- _PROBLEM DETAILS_:
In the listing below, locate the lines bearing the word "image". Copy every one of them.

- _DATA LINES_:
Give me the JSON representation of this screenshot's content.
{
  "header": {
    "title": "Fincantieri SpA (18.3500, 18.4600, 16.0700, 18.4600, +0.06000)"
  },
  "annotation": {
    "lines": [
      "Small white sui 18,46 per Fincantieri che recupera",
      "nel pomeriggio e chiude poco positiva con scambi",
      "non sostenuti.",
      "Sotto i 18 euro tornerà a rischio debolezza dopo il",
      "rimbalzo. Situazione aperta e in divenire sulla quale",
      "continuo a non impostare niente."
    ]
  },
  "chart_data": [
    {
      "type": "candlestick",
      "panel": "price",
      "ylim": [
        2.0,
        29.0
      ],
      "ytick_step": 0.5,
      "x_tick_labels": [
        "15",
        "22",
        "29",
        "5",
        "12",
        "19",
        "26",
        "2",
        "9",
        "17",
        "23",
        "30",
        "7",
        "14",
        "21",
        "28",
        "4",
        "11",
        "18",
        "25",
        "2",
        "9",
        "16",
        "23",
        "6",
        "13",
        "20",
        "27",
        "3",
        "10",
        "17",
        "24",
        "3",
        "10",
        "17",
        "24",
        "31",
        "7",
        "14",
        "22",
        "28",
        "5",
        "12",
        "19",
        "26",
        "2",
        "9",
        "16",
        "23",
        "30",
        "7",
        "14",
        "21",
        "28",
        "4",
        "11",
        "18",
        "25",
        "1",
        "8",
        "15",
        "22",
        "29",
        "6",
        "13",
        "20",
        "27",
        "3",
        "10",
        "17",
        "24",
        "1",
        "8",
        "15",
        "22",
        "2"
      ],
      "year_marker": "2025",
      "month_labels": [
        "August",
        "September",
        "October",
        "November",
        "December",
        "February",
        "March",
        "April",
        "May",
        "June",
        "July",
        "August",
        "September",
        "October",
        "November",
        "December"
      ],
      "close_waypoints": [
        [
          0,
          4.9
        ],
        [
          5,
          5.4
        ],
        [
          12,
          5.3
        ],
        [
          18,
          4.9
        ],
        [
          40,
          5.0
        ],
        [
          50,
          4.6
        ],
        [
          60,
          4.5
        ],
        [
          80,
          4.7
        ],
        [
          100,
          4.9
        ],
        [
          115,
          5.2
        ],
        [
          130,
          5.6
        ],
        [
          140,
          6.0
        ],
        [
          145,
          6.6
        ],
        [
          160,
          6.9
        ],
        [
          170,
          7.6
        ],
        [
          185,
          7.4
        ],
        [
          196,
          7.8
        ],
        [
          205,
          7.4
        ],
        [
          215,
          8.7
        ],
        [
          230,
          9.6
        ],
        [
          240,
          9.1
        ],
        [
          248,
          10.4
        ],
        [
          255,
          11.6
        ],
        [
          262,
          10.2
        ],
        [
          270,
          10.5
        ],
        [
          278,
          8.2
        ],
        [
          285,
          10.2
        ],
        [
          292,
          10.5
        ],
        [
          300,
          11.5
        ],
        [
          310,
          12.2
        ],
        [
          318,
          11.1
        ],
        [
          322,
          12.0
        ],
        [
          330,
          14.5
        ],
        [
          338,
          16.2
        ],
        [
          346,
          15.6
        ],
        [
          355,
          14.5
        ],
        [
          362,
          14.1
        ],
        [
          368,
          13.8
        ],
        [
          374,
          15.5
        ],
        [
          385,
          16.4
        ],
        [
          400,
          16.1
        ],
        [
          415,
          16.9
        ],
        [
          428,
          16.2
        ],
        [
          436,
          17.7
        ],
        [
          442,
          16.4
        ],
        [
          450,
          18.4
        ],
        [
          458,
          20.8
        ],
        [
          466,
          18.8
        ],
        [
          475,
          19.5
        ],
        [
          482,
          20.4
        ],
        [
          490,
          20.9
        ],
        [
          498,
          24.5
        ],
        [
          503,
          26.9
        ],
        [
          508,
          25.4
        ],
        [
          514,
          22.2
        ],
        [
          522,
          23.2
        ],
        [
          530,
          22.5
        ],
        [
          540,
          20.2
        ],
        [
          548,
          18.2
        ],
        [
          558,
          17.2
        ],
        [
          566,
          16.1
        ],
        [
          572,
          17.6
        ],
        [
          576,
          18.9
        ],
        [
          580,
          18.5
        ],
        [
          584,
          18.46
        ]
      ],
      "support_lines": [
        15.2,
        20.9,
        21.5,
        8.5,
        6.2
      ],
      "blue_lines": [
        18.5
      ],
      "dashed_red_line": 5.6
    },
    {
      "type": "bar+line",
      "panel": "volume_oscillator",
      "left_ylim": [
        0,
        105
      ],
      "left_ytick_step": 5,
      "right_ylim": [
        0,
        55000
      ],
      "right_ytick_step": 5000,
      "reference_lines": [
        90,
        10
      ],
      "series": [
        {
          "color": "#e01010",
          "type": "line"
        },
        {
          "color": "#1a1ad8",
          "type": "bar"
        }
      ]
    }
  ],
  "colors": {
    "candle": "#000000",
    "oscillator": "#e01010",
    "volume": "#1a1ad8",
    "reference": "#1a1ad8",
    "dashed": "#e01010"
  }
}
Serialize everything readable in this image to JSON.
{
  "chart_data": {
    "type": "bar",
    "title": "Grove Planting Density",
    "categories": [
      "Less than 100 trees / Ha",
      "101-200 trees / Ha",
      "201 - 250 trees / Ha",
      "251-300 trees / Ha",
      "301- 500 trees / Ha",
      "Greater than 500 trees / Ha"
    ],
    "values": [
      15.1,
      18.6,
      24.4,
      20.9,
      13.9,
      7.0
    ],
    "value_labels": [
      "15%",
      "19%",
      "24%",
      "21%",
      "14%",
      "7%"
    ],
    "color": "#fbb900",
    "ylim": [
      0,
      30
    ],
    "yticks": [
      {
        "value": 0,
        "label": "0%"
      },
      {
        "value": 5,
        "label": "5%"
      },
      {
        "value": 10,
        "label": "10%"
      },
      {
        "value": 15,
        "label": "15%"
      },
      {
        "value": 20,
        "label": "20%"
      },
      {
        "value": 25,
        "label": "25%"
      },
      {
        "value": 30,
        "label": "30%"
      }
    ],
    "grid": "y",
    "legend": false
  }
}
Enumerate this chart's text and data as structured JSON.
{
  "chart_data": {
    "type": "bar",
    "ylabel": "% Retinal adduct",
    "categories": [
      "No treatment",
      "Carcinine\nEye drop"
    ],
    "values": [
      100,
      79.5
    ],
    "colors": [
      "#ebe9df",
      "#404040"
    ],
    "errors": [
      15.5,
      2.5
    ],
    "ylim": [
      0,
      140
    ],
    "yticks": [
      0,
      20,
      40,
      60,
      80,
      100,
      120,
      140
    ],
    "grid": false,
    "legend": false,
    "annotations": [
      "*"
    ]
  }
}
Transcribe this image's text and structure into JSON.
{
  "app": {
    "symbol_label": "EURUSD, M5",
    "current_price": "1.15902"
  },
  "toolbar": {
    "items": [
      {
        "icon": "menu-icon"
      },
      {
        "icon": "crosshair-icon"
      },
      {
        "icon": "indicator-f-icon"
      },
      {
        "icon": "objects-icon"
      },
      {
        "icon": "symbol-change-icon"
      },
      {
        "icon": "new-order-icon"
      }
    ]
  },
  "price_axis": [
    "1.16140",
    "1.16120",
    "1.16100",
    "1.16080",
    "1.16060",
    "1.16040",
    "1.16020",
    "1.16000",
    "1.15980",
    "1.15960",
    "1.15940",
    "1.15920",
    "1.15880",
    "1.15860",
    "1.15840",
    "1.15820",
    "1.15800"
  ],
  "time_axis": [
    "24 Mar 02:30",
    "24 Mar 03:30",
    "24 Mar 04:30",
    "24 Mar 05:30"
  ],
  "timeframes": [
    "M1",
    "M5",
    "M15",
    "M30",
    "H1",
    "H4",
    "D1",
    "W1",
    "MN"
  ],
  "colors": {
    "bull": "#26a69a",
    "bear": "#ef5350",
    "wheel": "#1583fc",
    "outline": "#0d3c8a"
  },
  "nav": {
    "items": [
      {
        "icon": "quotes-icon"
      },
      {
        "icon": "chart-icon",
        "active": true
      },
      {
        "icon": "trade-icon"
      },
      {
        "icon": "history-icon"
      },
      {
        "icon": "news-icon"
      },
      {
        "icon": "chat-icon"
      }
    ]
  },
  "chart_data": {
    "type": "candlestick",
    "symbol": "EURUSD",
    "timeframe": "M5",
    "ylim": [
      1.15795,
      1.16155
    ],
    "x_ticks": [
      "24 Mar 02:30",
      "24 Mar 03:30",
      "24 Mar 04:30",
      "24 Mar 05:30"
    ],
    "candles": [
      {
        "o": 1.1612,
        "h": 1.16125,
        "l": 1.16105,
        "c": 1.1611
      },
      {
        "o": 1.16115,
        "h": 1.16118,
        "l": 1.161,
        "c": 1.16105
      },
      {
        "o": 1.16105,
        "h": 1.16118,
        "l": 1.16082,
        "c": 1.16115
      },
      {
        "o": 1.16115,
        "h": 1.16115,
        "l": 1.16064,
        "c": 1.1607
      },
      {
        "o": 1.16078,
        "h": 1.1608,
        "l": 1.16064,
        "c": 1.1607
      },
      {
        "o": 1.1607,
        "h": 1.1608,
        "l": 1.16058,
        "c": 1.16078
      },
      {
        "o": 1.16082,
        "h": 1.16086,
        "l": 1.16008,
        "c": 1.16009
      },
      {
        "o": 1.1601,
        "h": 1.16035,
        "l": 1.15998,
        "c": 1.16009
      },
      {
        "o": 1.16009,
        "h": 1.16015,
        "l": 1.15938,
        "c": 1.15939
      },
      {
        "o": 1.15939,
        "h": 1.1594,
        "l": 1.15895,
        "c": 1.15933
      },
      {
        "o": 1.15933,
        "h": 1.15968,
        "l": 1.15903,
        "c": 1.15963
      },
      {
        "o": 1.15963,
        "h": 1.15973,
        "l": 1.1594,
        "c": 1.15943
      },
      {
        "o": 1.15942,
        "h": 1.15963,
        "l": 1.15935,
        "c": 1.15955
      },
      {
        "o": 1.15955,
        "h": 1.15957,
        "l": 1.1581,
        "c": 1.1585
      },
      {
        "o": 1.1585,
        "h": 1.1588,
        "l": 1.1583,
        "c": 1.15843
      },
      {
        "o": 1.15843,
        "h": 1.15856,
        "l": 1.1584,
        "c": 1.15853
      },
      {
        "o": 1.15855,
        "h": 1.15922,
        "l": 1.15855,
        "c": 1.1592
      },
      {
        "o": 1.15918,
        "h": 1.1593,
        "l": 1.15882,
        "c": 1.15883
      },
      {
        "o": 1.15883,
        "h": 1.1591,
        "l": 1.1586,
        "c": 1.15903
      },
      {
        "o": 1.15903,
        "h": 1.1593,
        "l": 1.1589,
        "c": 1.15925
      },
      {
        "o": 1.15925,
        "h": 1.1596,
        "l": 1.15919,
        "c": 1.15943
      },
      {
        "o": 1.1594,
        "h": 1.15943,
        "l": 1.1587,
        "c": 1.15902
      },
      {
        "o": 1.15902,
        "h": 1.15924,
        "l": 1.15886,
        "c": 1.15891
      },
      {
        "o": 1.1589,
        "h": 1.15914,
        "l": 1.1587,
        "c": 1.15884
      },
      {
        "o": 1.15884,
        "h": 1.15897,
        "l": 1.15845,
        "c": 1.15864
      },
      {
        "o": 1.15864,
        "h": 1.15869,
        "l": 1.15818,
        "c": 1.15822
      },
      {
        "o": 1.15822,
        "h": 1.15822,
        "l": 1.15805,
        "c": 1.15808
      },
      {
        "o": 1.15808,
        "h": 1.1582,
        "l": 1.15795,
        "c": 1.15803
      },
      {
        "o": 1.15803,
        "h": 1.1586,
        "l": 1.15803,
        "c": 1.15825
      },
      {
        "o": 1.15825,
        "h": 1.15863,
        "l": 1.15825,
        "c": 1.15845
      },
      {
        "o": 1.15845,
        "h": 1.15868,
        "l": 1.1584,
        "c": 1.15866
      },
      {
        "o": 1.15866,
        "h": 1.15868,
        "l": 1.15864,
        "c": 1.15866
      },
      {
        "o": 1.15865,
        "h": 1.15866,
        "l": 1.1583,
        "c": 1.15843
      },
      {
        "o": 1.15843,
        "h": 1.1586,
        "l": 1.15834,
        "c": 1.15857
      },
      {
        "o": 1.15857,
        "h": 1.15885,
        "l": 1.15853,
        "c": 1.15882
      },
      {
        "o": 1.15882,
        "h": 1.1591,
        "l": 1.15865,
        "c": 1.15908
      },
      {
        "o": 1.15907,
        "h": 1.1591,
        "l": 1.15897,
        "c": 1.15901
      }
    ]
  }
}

- _ANSWER TO THIS PROBLEM_:
Serialize everything readable in this image to JSON.
Transcribe this image's text and structure into JSON.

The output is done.